DESCRIPTION OF THE TASK — Report every line below that holds the word "title".

Items from a dataset —
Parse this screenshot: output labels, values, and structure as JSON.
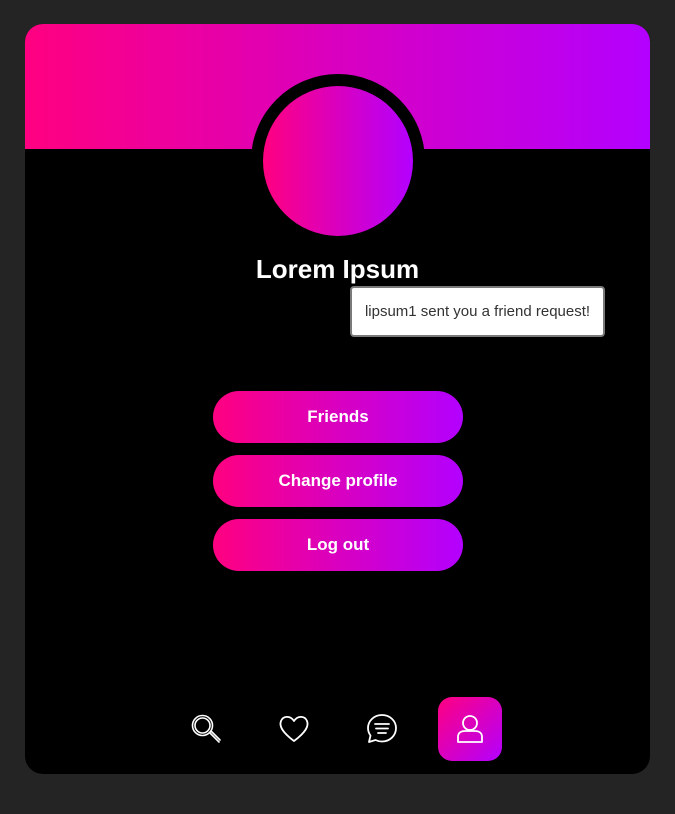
{
  "colors": {
    "gradient_start": "#ff0080",
    "gradient_end": "#b300ff",
    "card_bg": "#000000",
    "page_bg": "#242424"
  },
  "profile": {
    "name": "Lorem Ipsum"
  },
  "notification": {
    "text": "lipsum1 sent you a friend request!"
  },
  "actions": [
    {
      "label": "Friends"
    },
    {
      "label": "Change profile"
    },
    {
      "label": "Log out"
    }
  ],
  "bottom_nav": {
    "items": [
      {
        "icon": "search-icon",
        "active": false
      },
      {
        "icon": "heart-icon",
        "active": false
      },
      {
        "icon": "chat-icon",
        "active": false
      },
      {
        "icon": "user-icon",
        "active": true
      }
    ]
  }
}
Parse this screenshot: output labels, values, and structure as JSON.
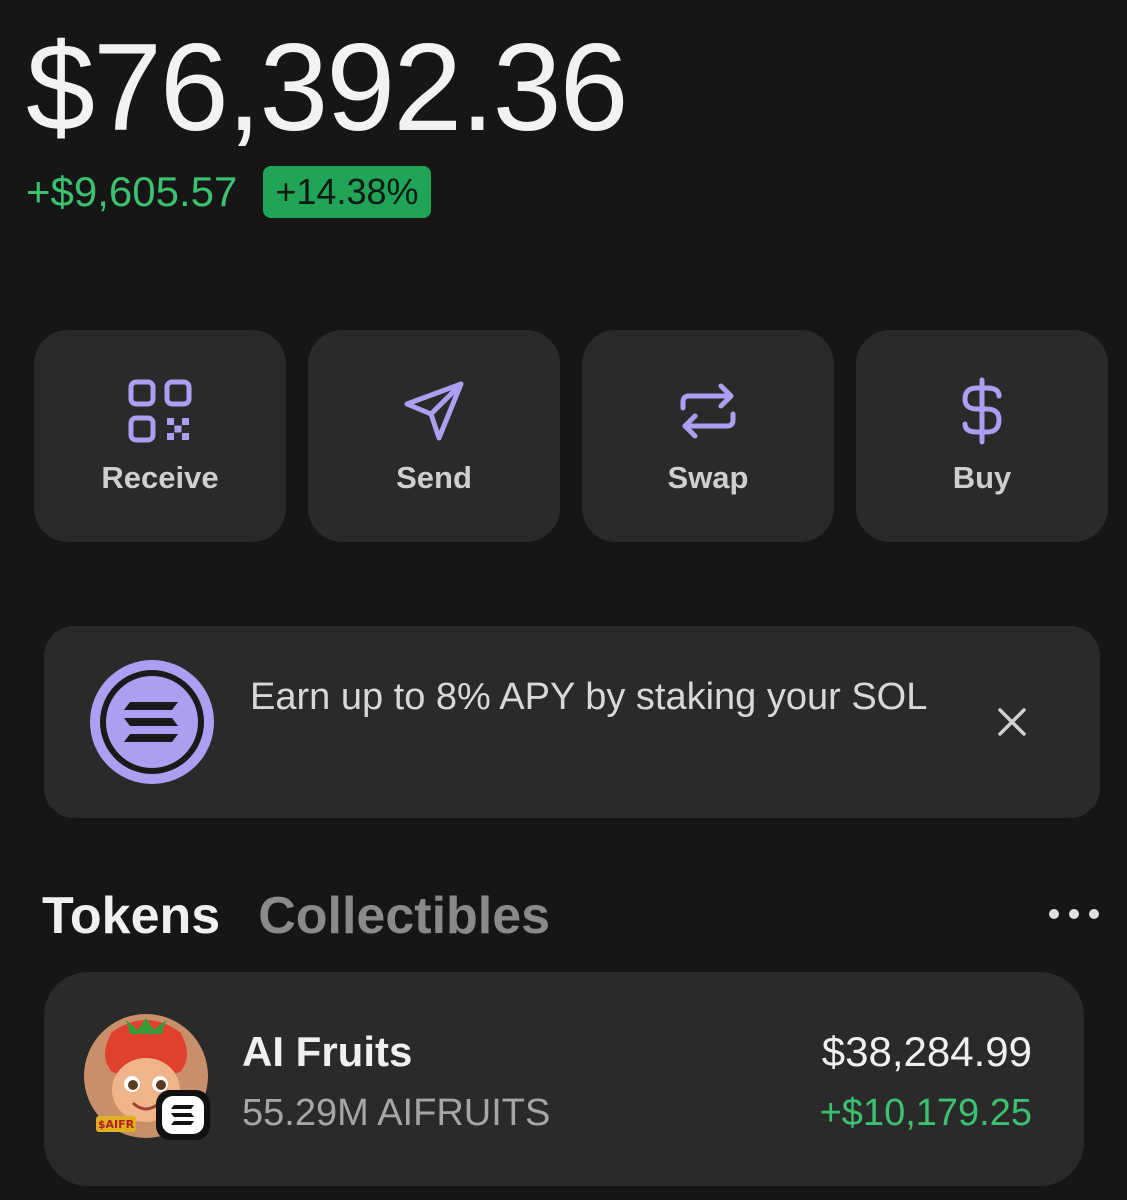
{
  "balance": {
    "total": "$76,392.36",
    "change_amount": "+$9,605.57",
    "change_percent": "+14.38%"
  },
  "actions": [
    {
      "label": "Receive",
      "icon": "qr-code-icon"
    },
    {
      "label": "Send",
      "icon": "send-icon"
    },
    {
      "label": "Swap",
      "icon": "swap-icon"
    },
    {
      "label": "Buy",
      "icon": "dollar-icon"
    }
  ],
  "promo": {
    "text": "Earn up to 8% APY by staking your SOL",
    "logo_icon": "solana-logo-icon",
    "close_icon": "close-icon"
  },
  "tabs": [
    {
      "label": "Tokens",
      "active": true
    },
    {
      "label": "Collectibles",
      "active": false
    }
  ],
  "more_icon": "more-dots-icon",
  "tokens": [
    {
      "name": "AI Fruits",
      "amount": "55.29M AIFRUITS",
      "value": "$38,284.99",
      "change": "+$10,179.25",
      "avatar_text": "$AIFR",
      "avatar_icon": "strawberry-avatar-icon",
      "chain_badge_icon": "solana-badge-icon"
    }
  ],
  "colors": {
    "background": "#161616",
    "card": "#2a2a2a",
    "accent": "#ab9ff2",
    "positive": "#3bc16f",
    "badge": "#20a458"
  }
}
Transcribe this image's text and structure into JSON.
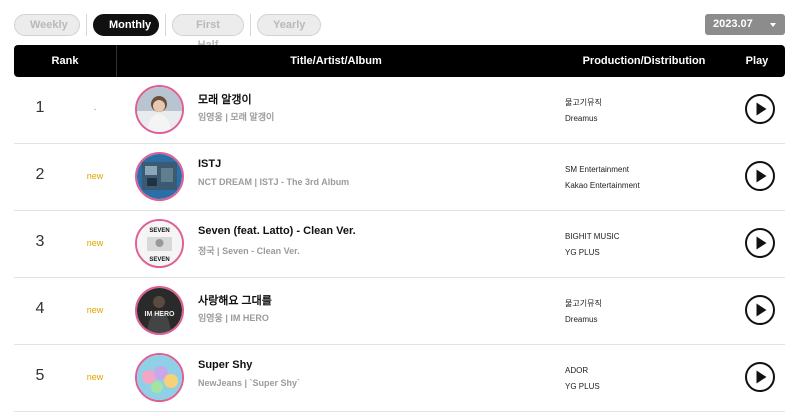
{
  "tabs": [
    {
      "label": "Weekly",
      "active": false
    },
    {
      "label": "Monthly",
      "active": true
    },
    {
      "label": "First Half",
      "active": false
    },
    {
      "label": "Yearly",
      "active": false
    }
  ],
  "date_select": {
    "value": "2023.07",
    "icon": "chevron-down-icon"
  },
  "table_header": {
    "rank": "Rank",
    "title": "Title/Artist/Album",
    "production": "Production/Distribution",
    "play": "Play"
  },
  "rows": [
    {
      "rank": "1",
      "change": "-",
      "title": "모래 알갱이",
      "artist_album": "임영웅 | 모래 알갱이",
      "production": "물고기뮤직",
      "distribution": "Dreamus"
    },
    {
      "rank": "2",
      "change": "new",
      "title": "ISTJ",
      "artist_album": "NCT DREAM | ISTJ - The 3rd Album",
      "production": "SM Entertainment",
      "distribution": "Kakao Entertainment"
    },
    {
      "rank": "3",
      "change": "new",
      "title": "Seven (feat. Latto) - Clean Ver.",
      "artist_album": "정국 | Seven - Clean Ver.",
      "production": "BIGHIT MUSIC",
      "distribution": "YG PLUS"
    },
    {
      "rank": "4",
      "change": "new",
      "title": "사랑해요 그대를",
      "artist_album": "임영웅 | IM HERO",
      "production": "물고기뮤직",
      "distribution": "Dreamus"
    },
    {
      "rank": "5",
      "change": "new",
      "title": "Super Shy",
      "artist_album": "NewJeans | `Super Shy`",
      "production": "ADOR",
      "distribution": "YG PLUS"
    }
  ],
  "cover_art": {
    "row3_text_top": "SEVEN",
    "row3_text_bottom": "SEVEN",
    "row4_text": "IM HERO"
  },
  "colors": {
    "accent_new": "#e3a400",
    "cover_ring": "#df5f95",
    "header_bg": "#000000"
  }
}
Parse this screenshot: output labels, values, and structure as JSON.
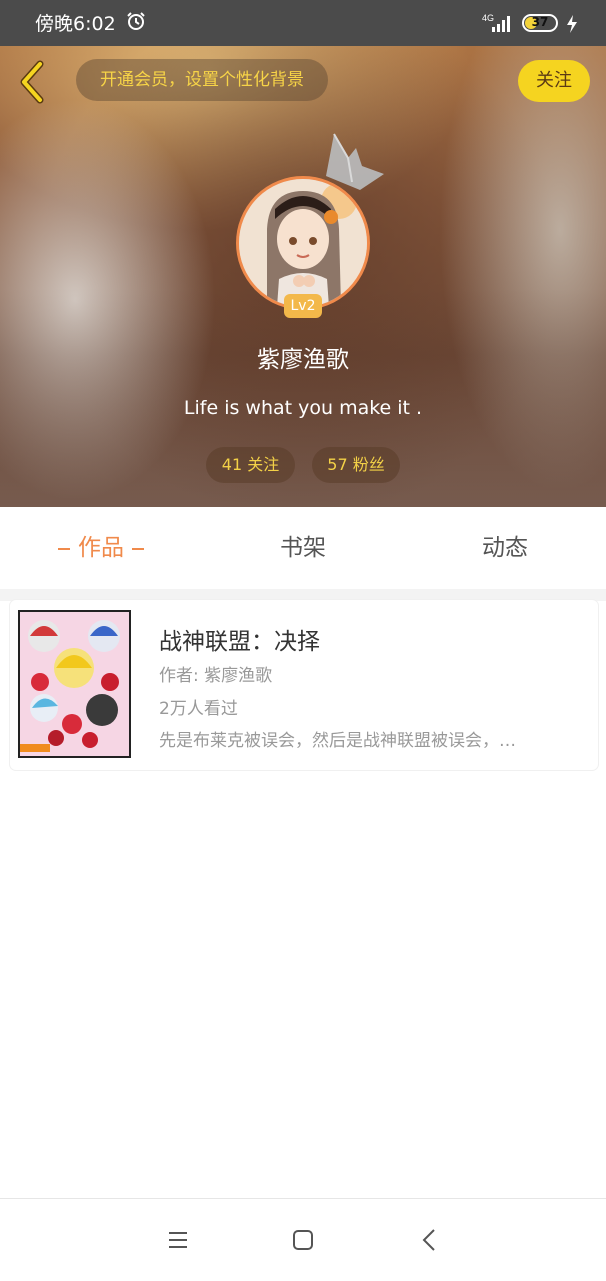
{
  "status_bar": {
    "time": "傍晚6:02",
    "network": "4G",
    "battery": "37",
    "battery_level": 0.37
  },
  "header": {
    "vip_banner": "开通会员，设置个性化背景",
    "follow_label": "关注",
    "level": "Lv2",
    "username": "紫廖渔歌",
    "bio": "Life is what you make it .",
    "following": "41 关注",
    "fans": "57 粉丝"
  },
  "tabs": [
    {
      "label": "作品",
      "active": true
    },
    {
      "label": "书架",
      "active": false
    },
    {
      "label": "动态",
      "active": false
    }
  ],
  "works": [
    {
      "title": "战神联盟：决择",
      "author": "作者: 紫廖渔歌",
      "views": "2万人看过",
      "summary": "先是布莱克被误会，然后是战神联盟被误会，…"
    }
  ],
  "colors": {
    "accent": "#f08a4b",
    "follow_button": "#f5d420",
    "banner_text": "#f7d447"
  },
  "icons": {
    "back": "chevron-left-icon",
    "alarm": "alarm-icon",
    "crown": "crown-icon",
    "menu": "menu-icon",
    "home": "home-icon",
    "nav_back": "back-icon"
  }
}
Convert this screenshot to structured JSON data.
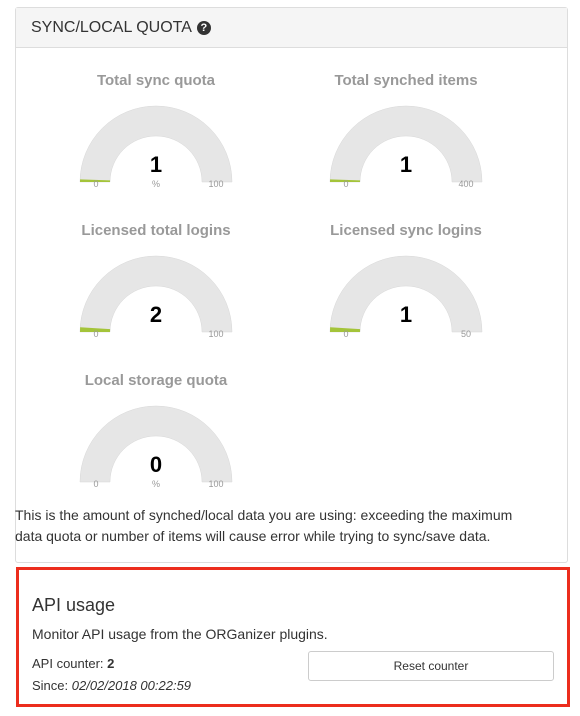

CORRECT ANSWER —
    "title": "Title/Artist/Album",
      "title": "모래 알갱이",
      "title": "ISTJ",
      "title": "Seven (feat. Latto) - Clean Ver.",
      "title": "사랑해요 그대를",
      "title": "Super Shy",
      "title": "战神联盟：决择",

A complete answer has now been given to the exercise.